Extracts from a graphics dataset
********************

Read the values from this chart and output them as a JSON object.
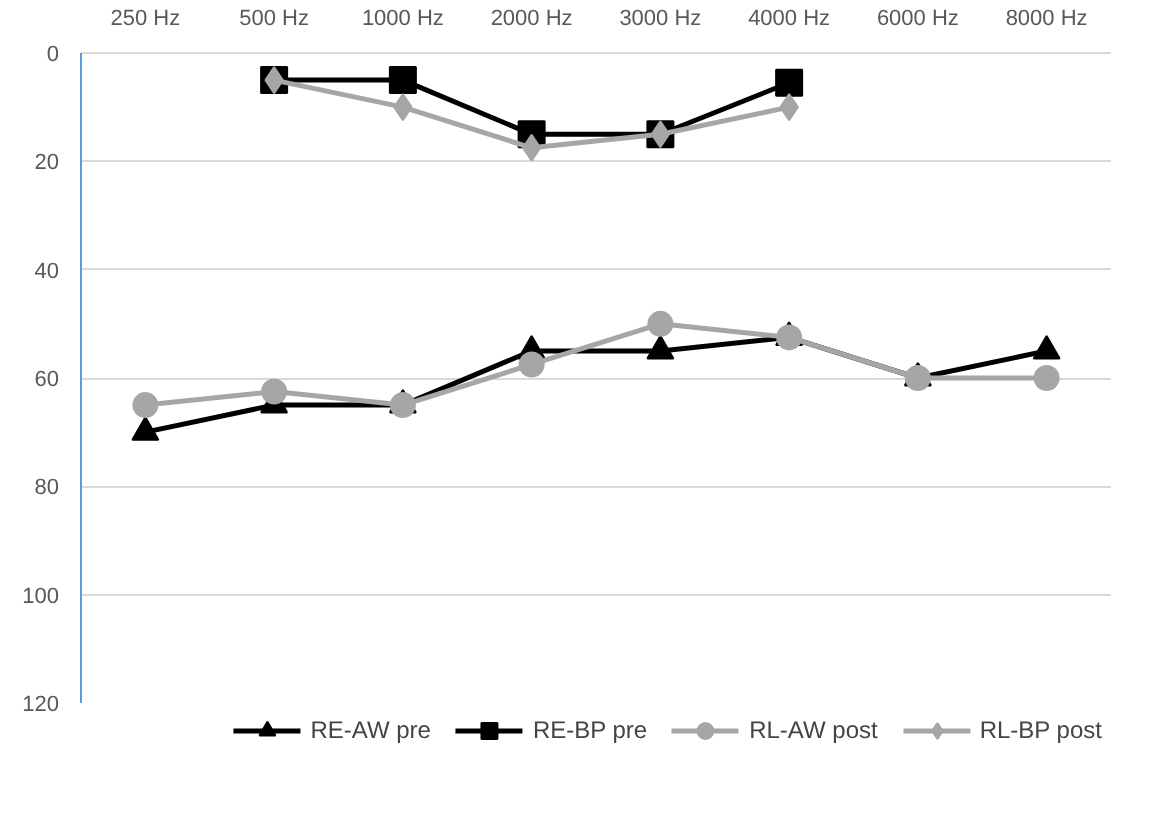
{
  "chart_data": {
    "type": "line",
    "categories": [
      "250 Hz",
      "500 Hz",
      "1000 Hz",
      "2000 Hz",
      "3000 Hz",
      "4000 Hz",
      "6000 Hz",
      "8000 Hz"
    ],
    "ylim": [
      120,
      0
    ],
    "yticks": [
      0,
      20,
      40,
      60,
      80,
      100,
      120
    ],
    "grid": "y",
    "legend": "bottom",
    "series": [
      {
        "name": "RE-AW pre",
        "color": "#000000",
        "marker": "triangle",
        "values": [
          70,
          65,
          65,
          55,
          55,
          52.5,
          60,
          55
        ]
      },
      {
        "name": "RE-BP pre",
        "color": "#000000",
        "marker": "square",
        "values": [
          null,
          5,
          5,
          15,
          15,
          5.5,
          null,
          null
        ]
      },
      {
        "name": "RL-AW post",
        "color": "#a6a6a6",
        "marker": "circle",
        "values": [
          65,
          62.5,
          65,
          57.5,
          50,
          52.5,
          60,
          60
        ]
      },
      {
        "name": "RL-BP post",
        "color": "#a6a6a6",
        "marker": "diamond",
        "values": [
          null,
          5,
          10,
          17.5,
          15,
          10,
          null,
          null
        ]
      }
    ]
  }
}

********************

### What you are asked to do
Print every entry above again without changing a word, and omit the pictures.

### Exercise answer
Read the values from this chart and output them as a JSON object.
{
  "chart_data": {
    "type": "line",
    "categories": [
      "250 Hz",
      "500 Hz",
      "1000 Hz",
      "2000 Hz",
      "3000 Hz",
      "4000 Hz",
      "6000 Hz",
      "8000 Hz"
    ],
    "ylim": [
      120,
      0
    ],
    "yticks": [
      0,
      20,
      40,
      60,
      80,
      100,
      120
    ],
    "grid": "y",
    "legend": "bottom",
    "series": [
      {
        "name": "RE-AW pre",
        "color": "#000000",
        "marker": "triangle",
        "values": [
          70,
          65,
          65,
          55,
          55,
          52.5,
          60,
          55
        ]
      },
      {
        "name": "RE-BP pre",
        "color": "#000000",
        "marker": "square",
        "values": [
          null,
          5,
          5,
          15,
          15,
          5.5,
          null,
          null
        ]
      },
      {
        "name": "RL-AW post",
        "color": "#a6a6a6",
        "marker": "circle",
        "values": [
          65,
          62.5,
          65,
          57.5,
          50,
          52.5,
          60,
          60
        ]
      },
      {
        "name": "RL-BP post",
        "color": "#a6a6a6",
        "marker": "diamond",
        "values": [
          null,
          5,
          10,
          17.5,
          15,
          10,
          null,
          null
        ]
      }
    ]
  }
}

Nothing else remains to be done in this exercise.